* **Requirements**: Return, unchanged, the lines of the records that run from the line containing "y-tick-label: 20 % [26, 385, 64, 403]" through the line containing "Enumerate the UI", including both of those lines.

(Listings of elements and their boxes)
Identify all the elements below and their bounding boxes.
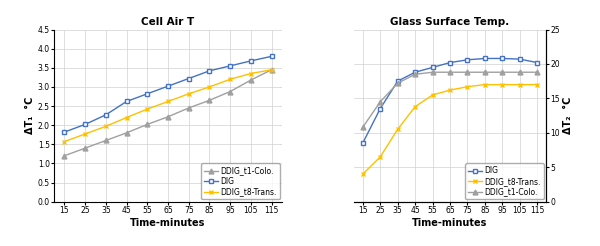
Y-axis label: ΔT₂  °C: ΔT₂ °C [563,97,572,134]
DDIG_t1-Colo. [377,100,384,103]
DDIG_t8-Trans. [206,85,213,88]
X-axis label: Time-minutes: Time-minutes [130,218,206,228]
DIG [227,64,234,67]
DDIG_t8-Trans. [516,83,523,86]
DIG [533,61,541,64]
DIG [61,131,68,134]
DIG [123,100,130,103]
Line: DDIG_t8-Trans.: DDIG_t8-Trans. [360,82,540,177]
DDIG_t8-Trans. [61,140,68,143]
DIG [446,61,454,64]
DDIG_t1-Colo. [206,99,213,102]
DDIG_t1-Colo. [61,154,68,157]
DIG [394,80,401,83]
DIG [412,71,419,74]
Line: DDIG_t1-Colo.: DDIG_t1-Colo. [62,67,274,158]
DIG [164,85,172,88]
DIG [481,57,488,60]
DDIG_t1-Colo. [359,126,367,129]
DIG [499,57,506,60]
DDIG_t1-Colo. [481,71,488,74]
DDIG_t8-Trans. [429,93,436,96]
DDIG_t8-Trans. [464,85,471,88]
DIG [429,66,436,69]
DDIG_t1-Colo. [143,123,151,126]
DDIG_t8-Trans. [268,68,275,71]
Title: Cell Air T: Cell Air T [142,17,194,27]
DDIG_t1-Colo. [227,90,234,93]
Line: DDIG_t1-Colo.: DDIG_t1-Colo. [360,70,540,130]
DDIG_t8-Trans. [533,83,541,86]
DDIG_t1-Colo. [429,71,436,74]
DIG [102,113,109,116]
DDIG_t8-Trans. [412,105,419,108]
DIG [82,123,89,126]
Title: Glass Surface Temp.: Glass Surface Temp. [391,17,509,27]
DIG [464,58,471,61]
DIG [516,58,523,61]
DDIG_t1-Colo. [464,71,471,74]
DDIG_t1-Colo. [533,71,541,74]
DIG [185,77,193,80]
DDIG_t1-Colo. [499,71,506,74]
DIG [359,142,367,145]
DDIG_t8-Trans. [185,92,193,95]
X-axis label: Time-minutes: Time-minutes [412,218,488,228]
DDIG_t1-Colo. [164,115,172,118]
Line: DIG: DIG [62,54,274,135]
DDIG_t1-Colo. [394,82,401,85]
DDIG_t1-Colo. [247,78,254,81]
DDIG_t1-Colo. [516,71,523,74]
DIG [247,60,254,62]
DIG [268,55,275,58]
Line: DDIG_t8-Trans.: DDIG_t8-Trans. [62,67,274,144]
DIG [377,107,384,110]
DDIG_t8-Trans. [394,128,401,131]
DDIG_t8-Trans. [227,78,234,81]
DDIG_t1-Colo. [123,131,130,134]
Legend: DDIG_t1-Colo., DIG, DDIG_t8-Trans.: DDIG_t1-Colo., DIG, DDIG_t8-Trans. [201,163,280,200]
DDIG_t8-Trans. [377,155,384,158]
Y-axis label: ΔT₁  °C: ΔT₁ °C [25,97,35,134]
DDIG_t8-Trans. [359,173,367,176]
DDIG_t8-Trans. [123,116,130,119]
DIG [206,69,213,72]
DDIG_t1-Colo. [102,139,109,142]
DDIG_t8-Trans. [499,83,506,86]
Legend: DIG, DDIG_t8-Trans., DDIG_t1-Colo.: DIG, DDIG_t8-Trans., DDIG_t1-Colo. [465,163,544,200]
DDIG_t1-Colo. [185,107,193,109]
DDIG_t1-Colo. [412,73,419,76]
DDIG_t8-Trans. [143,108,151,111]
DDIG_t8-Trans. [481,83,488,86]
DIG [143,92,151,95]
DDIG_t8-Trans. [102,125,109,128]
DDIG_t1-Colo. [82,147,89,150]
DDIG_t1-Colo. [268,68,275,71]
DDIG_t8-Trans. [247,72,254,75]
DDIG_t8-Trans. [446,89,454,92]
DDIG_t8-Trans. [82,133,89,136]
DDIG_t1-Colo. [446,71,454,74]
Line: DIG: DIG [360,56,540,146]
DDIG_t8-Trans. [164,100,172,103]
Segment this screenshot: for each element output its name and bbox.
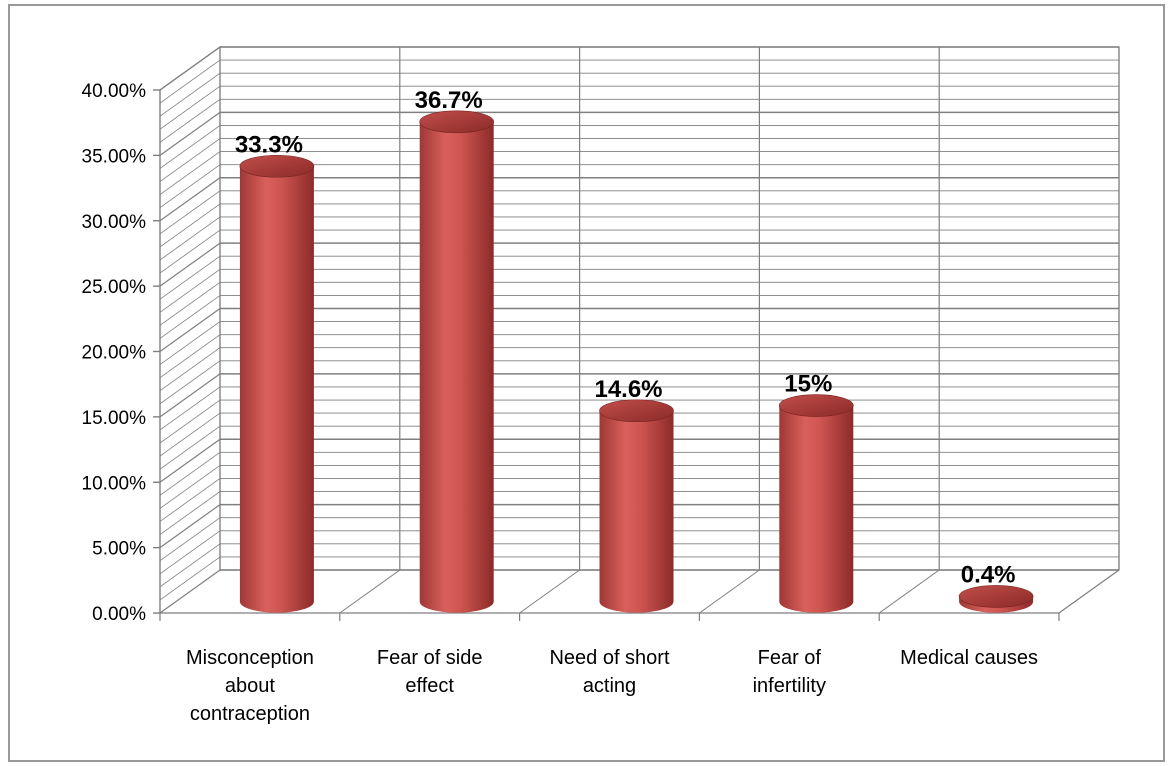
side-wall-line [159,386,221,431]
side-wall-line [159,347,221,392]
bar-body [419,121,494,613]
side-wall-line [159,282,221,326]
x-category-label: Need of short acting [549,647,670,697]
side-wall-line [159,556,221,601]
chart-walls [159,46,1120,614]
side-wall-line [159,59,221,104]
side-wall-line [159,451,221,496]
x-category-label: Fear of infertility [753,647,826,697]
category-label-line: contraception [190,703,310,725]
side-wall-line [159,72,221,117]
category-label-line: about [225,675,275,697]
side-wall-line [159,321,221,365]
x-category-label: Medical causes [900,647,1038,669]
side-wall-line [159,229,221,274]
bar-2 [419,110,495,613]
chart-bars [239,110,1034,613]
bar-body [239,166,314,613]
bar-top [778,394,854,417]
floor-divider [339,569,401,614]
bar-top [419,110,495,134]
category-label-line: Fear of side [377,647,483,669]
y-tick-label: 10.00% [82,473,147,494]
side-wall-line [159,190,221,235]
data-label: 36.7% [415,87,483,114]
category-label-line: acting [583,675,636,697]
category-label-line: Fear of [758,647,822,669]
chart-labels: 33.3% 36.7% 14.6% 15% 0.4% Misconception about… [186,87,1038,725]
side-wall-line [159,569,221,614]
side-wall-line [159,399,221,444]
side-wall-edge [159,46,221,91]
data-label: 14.6% [594,376,662,403]
side-wall-line [159,268,221,313]
floor-right-edge [1058,569,1120,614]
side-wall-line [159,517,221,562]
side-wall-line [159,164,221,209]
bar-top [239,154,315,178]
bar-body [599,410,674,613]
y-tick-label: 5.00% [92,539,146,560]
side-wall-line [159,98,221,143]
category-label-line: Misconception [186,647,314,669]
floor-divider [699,569,760,614]
bar-3 [599,399,674,613]
side-wall-line [159,308,221,352]
chart-frame [8,4,1165,762]
side-wall-line [159,425,221,470]
side-wall-line [159,151,221,195]
side-wall-line [159,203,221,248]
side-wall-line [159,465,221,509]
side-wall-line [159,242,221,287]
category-label-line: Medical causes [900,647,1038,669]
bar-body [779,405,854,613]
y-tick-label: 15.00% [82,408,147,429]
side-wall-line [159,138,221,182]
side-wall-line [159,125,221,169]
y-tick-label: 25.00% [82,277,147,298]
side-wall-line [159,438,221,483]
category-label-line: Need of short [549,647,670,669]
side-wall-line [159,530,221,575]
side-wall-line [159,111,221,156]
side-wall-line [159,216,221,261]
bar-top [599,399,674,423]
side-wall-line [159,295,221,339]
side-wall-line [159,255,221,300]
x-category-label: Misconception about contraception [186,647,314,725]
side-wall-line [159,334,221,378]
category-label-line: infertility [753,675,826,697]
side-wall-line [159,373,221,418]
side-wall-line [159,478,221,522]
side-wall-line [159,491,221,535]
side-wall-line [159,177,221,222]
floor-divider [878,569,940,614]
bar-top [958,585,1034,608]
side-wall-line [159,360,221,405]
chart-axes: 0.00% 5.00% 10.00% 15.00% 20.00% 25.00% 30.00%… [82,81,1060,625]
y-tick-label: 0.00% [92,604,146,625]
category-label-line: effect [405,675,454,697]
x-category-label: Fear of side effect [377,647,483,697]
bar-4 [778,394,854,613]
side-wall-line [159,504,221,549]
y-tick-label: 20.00% [82,343,147,364]
data-label: 33.3% [235,131,303,158]
side-wall-line [159,85,221,130]
bar-5 [958,585,1034,613]
data-label: 0.4% [961,561,1016,588]
y-tick-label: 30.00% [82,212,147,233]
bar-1 [239,154,315,613]
floor-divider [519,569,580,614]
side-wall-line [159,412,221,457]
data-label: 15% [784,371,832,398]
y-tick-label: 35.00% [82,146,147,167]
y-tick-label: 40.00% [82,81,147,102]
side-wall-line [159,543,221,588]
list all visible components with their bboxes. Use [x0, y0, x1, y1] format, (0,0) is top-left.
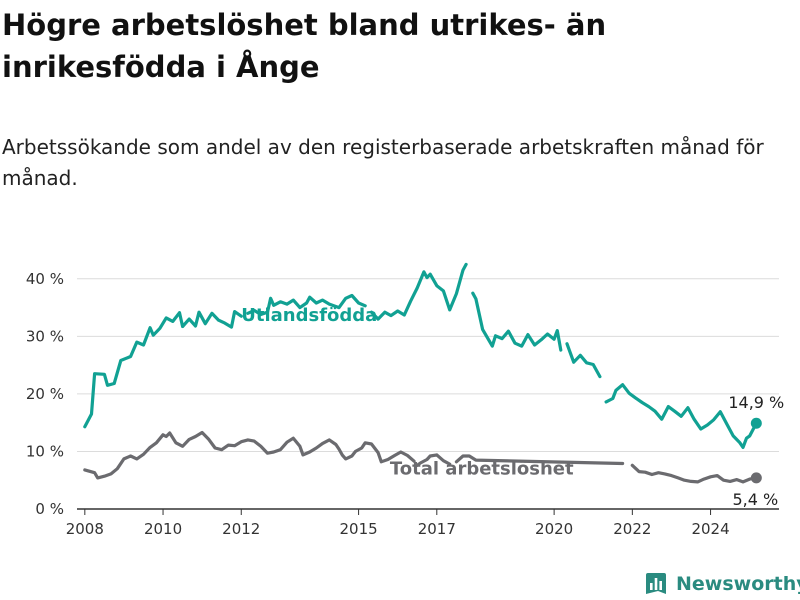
y-tick-label: 20 % [26, 385, 64, 403]
series-label-total: Total arbetslöshet [390, 458, 574, 479]
total-line [83, 430, 758, 484]
y-axis: 0 % 10 % 20 % 30 % 40 % [26, 270, 64, 518]
x-tick-label: 2017 [418, 520, 456, 538]
series-label-utlandsfodda: Utlandsfödda [241, 305, 377, 326]
series-labels: Utlandsfödda Total arbetslöshet 14,9 % 5,4 … [241, 305, 784, 509]
x-tick-label: 2008 [66, 520, 104, 538]
x-tick-label: 2010 [144, 520, 182, 538]
end-value-total: 5,4 % [732, 490, 778, 509]
chart-title: Högre arbetslöshet bland utrikes- än inr… [2, 8, 607, 84]
x-tick-label: 2020 [535, 520, 573, 538]
x-tick-label: 2012 [222, 520, 260, 538]
y-tick-label: 40 % [26, 270, 64, 288]
utlandsfodda-line [83, 262, 758, 449]
x-tick-label: 2015 [339, 520, 377, 538]
bar-chart-logo-icon [646, 573, 666, 594]
brand-name: Newsworthy [676, 573, 800, 595]
y-tick-label: 30 % [26, 327, 64, 345]
chart-subtitle: Arbetssökande som andel av den registerb… [2, 135, 764, 190]
newsworthy-logo[interactable]: Newsworthy [644, 568, 800, 600]
x-axis: 2008 2010 2012 2015 2017 2020 2022 2024 [66, 509, 730, 538]
end-value-utlandsfodda: 14,9 % [728, 393, 784, 412]
utlandsfodda-end-point [750, 417, 762, 429]
x-tick-label: 2022 [613, 520, 651, 538]
y-tick-label: 10 % [26, 442, 64, 460]
total-end-point [750, 472, 762, 484]
series-lines [83, 262, 762, 484]
x-tick-label: 2024 [691, 520, 729, 538]
y-tick-label: 0 % [35, 500, 64, 518]
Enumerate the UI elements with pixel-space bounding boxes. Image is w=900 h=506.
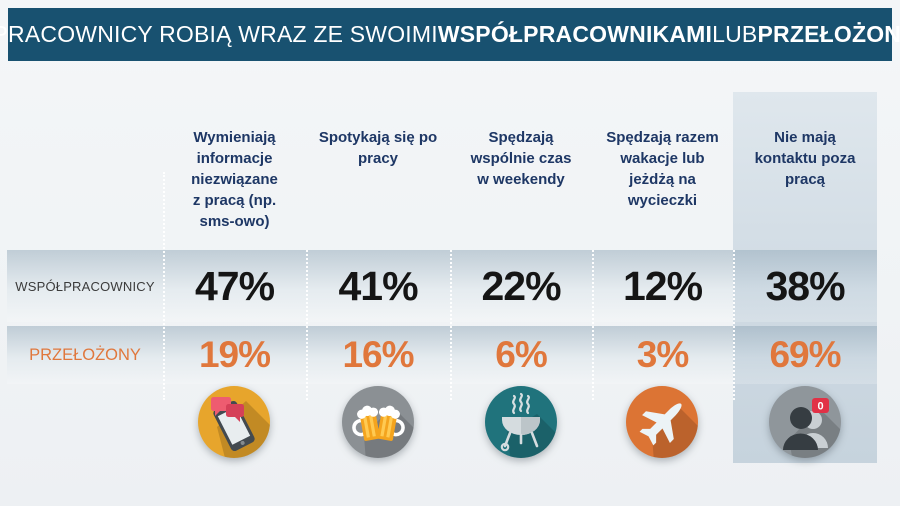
category-header-vacations: Spędzają razem wakacje lub jeżdżą na wyc…	[592, 127, 733, 211]
value-coworkers-sms: 47%	[194, 262, 275, 309]
value-supervisor-sms: 19%	[198, 334, 271, 375]
airplane-icon	[624, 384, 700, 460]
category-header-label: Spotykają się po pracy	[318, 129, 438, 167]
row-label-coworkers: WSPÓŁPRACOWNICY	[15, 278, 155, 294]
smartphone-chat-icon	[196, 384, 272, 460]
value-coworkers-vacations: 12%	[622, 262, 703, 309]
value-coworkers-weekends: 22%	[481, 262, 561, 309]
title-segment: CO PRACOWNICY ROBIĄ WRAZ ZE SWOIMI	[0, 21, 438, 47]
category-header-label: Wymieniają informacje niezwiązane z prac…	[191, 129, 278, 230]
value-coworkers-no-contact: 38%	[765, 262, 845, 309]
title-segment: LUB	[712, 21, 758, 47]
value-supervisor-weekends: 6%	[495, 334, 547, 375]
row-band-coworkers	[7, 250, 877, 322]
beer-mugs-icon	[340, 384, 416, 460]
row-band-supervisor	[7, 326, 877, 384]
row-label-supervisor: PRZEŁOŻONY	[29, 345, 141, 364]
value-supervisor-vacations: 3%	[636, 334, 689, 375]
no-contact-person-icon: 0	[767, 384, 843, 460]
page-title: CO PRACOWNICY ROBIĄ WRAZ ZE SWOIMI WSPÓŁ…	[0, 8, 900, 61]
category-header-label: Spędzają wspólnie czas w weekendy	[470, 129, 572, 188]
category-header-label: Spędzają razem wakacje lub jeżdżą na wyc…	[606, 129, 719, 209]
value-supervisor-after-work: 16%	[342, 334, 414, 375]
value-supervisor-no-contact: 69%	[769, 334, 841, 375]
column-divider	[450, 250, 452, 400]
notification-badge: 0	[812, 398, 829, 413]
title-segment-coworkers: WSPÓŁPRACOWNIKAMI	[437, 21, 713, 47]
category-header-label: Nie mają kontaktu poza pracą	[754, 129, 856, 188]
category-header-no-contact: Nie mają kontaktu poza pracą	[733, 127, 877, 190]
badge-count: 0	[817, 401, 823, 413]
column-divider	[592, 250, 594, 400]
title-segment-supervisor: PRZEŁOŻONYM	[757, 21, 900, 47]
column-divider	[733, 250, 735, 400]
category-header-sms: Wymieniają informacje niezwiązane z prac…	[163, 127, 306, 232]
value-coworkers-after-work: 41%	[338, 262, 418, 309]
category-header-after-work: Spotykają się po pracy	[306, 127, 450, 169]
column-divider	[163, 172, 165, 400]
grill-bbq-icon	[483, 384, 559, 460]
category-header-weekends: Spędzają wspólnie czas w weekendy	[450, 127, 592, 190]
column-divider	[306, 250, 308, 400]
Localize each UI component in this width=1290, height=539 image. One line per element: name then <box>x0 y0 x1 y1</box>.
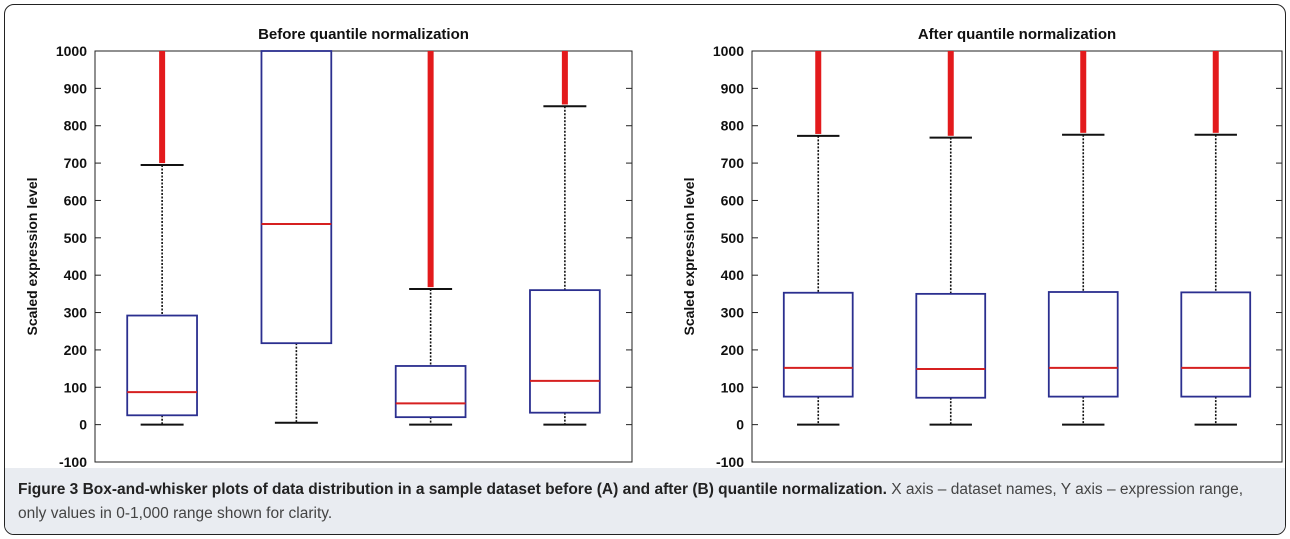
y-tick-label: 400 <box>64 267 88 283</box>
y-tick-label: -100 <box>716 454 744 470</box>
iqr-box <box>529 289 601 414</box>
y-tick-label: 100 <box>721 379 745 395</box>
box-plot-GSM44802 <box>394 51 467 426</box>
box-plot-GSM29928 <box>782 51 854 426</box>
figure-caption: Figure 3 Box-and-whisker plots of data d… <box>18 478 1268 526</box>
y-tick-label: 500 <box>64 230 88 246</box>
y-axis-label: Scaled expression level <box>24 178 40 336</box>
y-tick-label: 100 <box>64 379 88 395</box>
y-tick-label: 700 <box>64 155 88 171</box>
y-tick-label: 200 <box>64 342 88 358</box>
iqr-box <box>394 365 467 419</box>
y-tick-label: 200 <box>721 342 745 358</box>
y-tick-label: -100 <box>59 454 87 470</box>
caption-title: Figure 3 Box-and-whisker plots of data d… <box>18 481 887 498</box>
box-plot-GSM29928 <box>126 51 198 426</box>
plot-area-frame <box>94 50 633 463</box>
iqr-box <box>126 314 198 417</box>
chart-title: After quantile normalization <box>918 26 1116 43</box>
outlier-points <box>561 51 568 105</box>
box-plot-GSM44806 <box>529 51 601 426</box>
y-tick-label: 300 <box>721 305 745 321</box>
y-tick-label: 800 <box>64 118 88 134</box>
caption-text: X axis – dataset names, Y axis – express… <box>18 481 1244 522</box>
box-plot-GSM12955 <box>915 51 987 426</box>
chart-panel-1: Before quantile normalization -100 0 100 200… <box>24 26 633 482</box>
y-tick-label: 0 <box>79 417 87 433</box>
figure-frame <box>4 4 1286 535</box>
outlier-points <box>159 51 166 164</box>
plot-area-frame <box>751 50 1283 463</box>
y-tick-label: 1000 <box>56 43 87 59</box>
chart-title: Before quantile normalization <box>258 26 469 43</box>
outlier-points <box>947 51 954 136</box>
chart-panel-2: After quantile normalization -100 0 100 200 3… <box>681 26 1283 482</box>
y-tick-label: 900 <box>64 80 88 96</box>
y-tick-label: 800 <box>721 118 745 134</box>
y-tick-label: 400 <box>721 267 745 283</box>
outlier-points <box>815 51 822 134</box>
y-tick-label: 300 <box>64 305 88 321</box>
outlier-points <box>1212 51 1219 133</box>
iqr-box <box>782 291 854 398</box>
iqr-box <box>1180 291 1252 398</box>
y-tick-label: 700 <box>721 155 745 171</box>
y-tick-label: 600 <box>64 192 88 208</box>
iqr-box <box>1047 291 1119 398</box>
outlier-points <box>1080 51 1087 133</box>
y-tick-label: 0 <box>736 417 744 433</box>
y-axis-label: Scaled expression level <box>681 178 697 336</box>
caption-background <box>5 468 1285 534</box>
y-tick-label: 900 <box>721 80 745 96</box>
y-tick-label: 1000 <box>713 43 744 59</box>
y-tick-label: 500 <box>721 230 745 246</box>
iqr-box <box>260 50 333 345</box>
box-plot-GSM44806 <box>1180 51 1252 426</box>
box-plot-GSM12955 <box>260 50 333 424</box>
y-tick-label: 600 <box>721 192 745 208</box>
iqr-box <box>915 292 987 399</box>
outlier-points <box>427 51 434 288</box>
box-plot-GSM44802 <box>1047 51 1119 426</box>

* **Task result**:
y-tick-label: 20 % [26, 385, 64, 403]
series-label-total: Total arbetslöshet [390, 458, 574, 479]
total-line [83, 430, 758, 484]
y-axis: 0 % 10 % 20 % 30 % 40 % [26, 270, 64, 518]
x-tick-label: 2017 [418, 520, 456, 538]
series-label-utlandsfodda: Utlandsfödda [241, 305, 377, 326]
series-labels: Utlandsfödda Total arbetslöshet 14,9 % 5,4 … [241, 305, 784, 509]
x-tick-label: 2008 [66, 520, 104, 538]
x-tick-label: 2010 [144, 520, 182, 538]
end-value-total: 5,4 % [732, 490, 778, 509]
chart-title: Högre arbetslöshet bland utrikes- än inr… [2, 8, 607, 84]
x-tick-label: 2020 [535, 520, 573, 538]
x-tick-label: 2012 [222, 520, 260, 538]
y-tick-label: 40 % [26, 270, 64, 288]
utlandsfodda-line [83, 262, 758, 449]
x-tick-label: 2015 [339, 520, 377, 538]
bar-chart-logo-icon [646, 573, 666, 594]
brand-name: Newsworthy [676, 573, 800, 595]
y-tick-label: 30 % [26, 327, 64, 345]
chart-subtitle: Arbetssökande som andel av den registerb… [2, 135, 764, 190]
newsworthy-logo[interactable]: Newsworthy [644, 568, 800, 600]
x-axis: 2008 2010 2012 2015 2017 2020 2022 2024 [66, 509, 730, 538]
end-value-utlandsfodda: 14,9 % [728, 393, 784, 412]
utlandsfodda-end-point [750, 417, 762, 429]
x-tick-label: 2022 [613, 520, 651, 538]
y-tick-label: 10 % [26, 442, 64, 460]
total-end-point [750, 472, 762, 484]
series-lines [83, 262, 762, 484]
x-tick-label: 2024 [691, 520, 729, 538]
y-tick-label: 0 % [35, 500, 64, 518]
Enumerate the UI elements with pixel-space bounding boxes. Image is w=900 h=506.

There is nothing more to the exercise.